◆ Figure collection entries:
= Beginning of Section =

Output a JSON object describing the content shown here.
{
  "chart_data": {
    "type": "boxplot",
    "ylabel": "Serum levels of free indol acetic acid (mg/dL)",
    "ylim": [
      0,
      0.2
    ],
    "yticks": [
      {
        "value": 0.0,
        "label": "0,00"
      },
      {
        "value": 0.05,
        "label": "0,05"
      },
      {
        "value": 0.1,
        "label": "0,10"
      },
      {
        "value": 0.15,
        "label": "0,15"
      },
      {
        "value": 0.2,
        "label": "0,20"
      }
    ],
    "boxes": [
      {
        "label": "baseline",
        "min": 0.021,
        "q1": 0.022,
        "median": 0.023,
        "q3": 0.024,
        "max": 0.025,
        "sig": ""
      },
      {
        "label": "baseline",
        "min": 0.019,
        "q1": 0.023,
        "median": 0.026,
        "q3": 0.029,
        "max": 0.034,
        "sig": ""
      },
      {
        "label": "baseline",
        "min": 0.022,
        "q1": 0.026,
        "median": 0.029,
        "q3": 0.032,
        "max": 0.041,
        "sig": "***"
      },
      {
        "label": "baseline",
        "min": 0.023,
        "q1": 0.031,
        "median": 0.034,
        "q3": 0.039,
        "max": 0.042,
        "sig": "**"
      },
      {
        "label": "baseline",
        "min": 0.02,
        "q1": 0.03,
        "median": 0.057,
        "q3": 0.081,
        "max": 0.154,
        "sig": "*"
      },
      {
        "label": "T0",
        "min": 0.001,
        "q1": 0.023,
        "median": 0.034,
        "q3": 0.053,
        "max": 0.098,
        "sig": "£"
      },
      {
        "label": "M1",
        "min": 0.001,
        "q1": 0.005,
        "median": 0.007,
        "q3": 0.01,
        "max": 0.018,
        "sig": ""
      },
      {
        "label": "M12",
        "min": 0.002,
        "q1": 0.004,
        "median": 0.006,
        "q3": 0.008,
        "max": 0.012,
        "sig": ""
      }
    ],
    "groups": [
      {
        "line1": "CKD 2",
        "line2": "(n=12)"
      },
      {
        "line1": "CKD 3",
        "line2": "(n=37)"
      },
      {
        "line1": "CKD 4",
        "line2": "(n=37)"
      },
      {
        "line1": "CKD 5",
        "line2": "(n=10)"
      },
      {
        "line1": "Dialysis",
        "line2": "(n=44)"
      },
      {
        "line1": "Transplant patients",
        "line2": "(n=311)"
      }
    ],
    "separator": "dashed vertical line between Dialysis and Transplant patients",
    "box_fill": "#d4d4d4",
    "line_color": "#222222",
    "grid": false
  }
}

= End of Section =

◆ Prompt: Search the records above for the string "value". Report each line that has it.

◆ Response:
        "value": 0.0,
        "value": 0.05,
        "value": 0.1,
        "value": 0.15,
        "value": 0.2,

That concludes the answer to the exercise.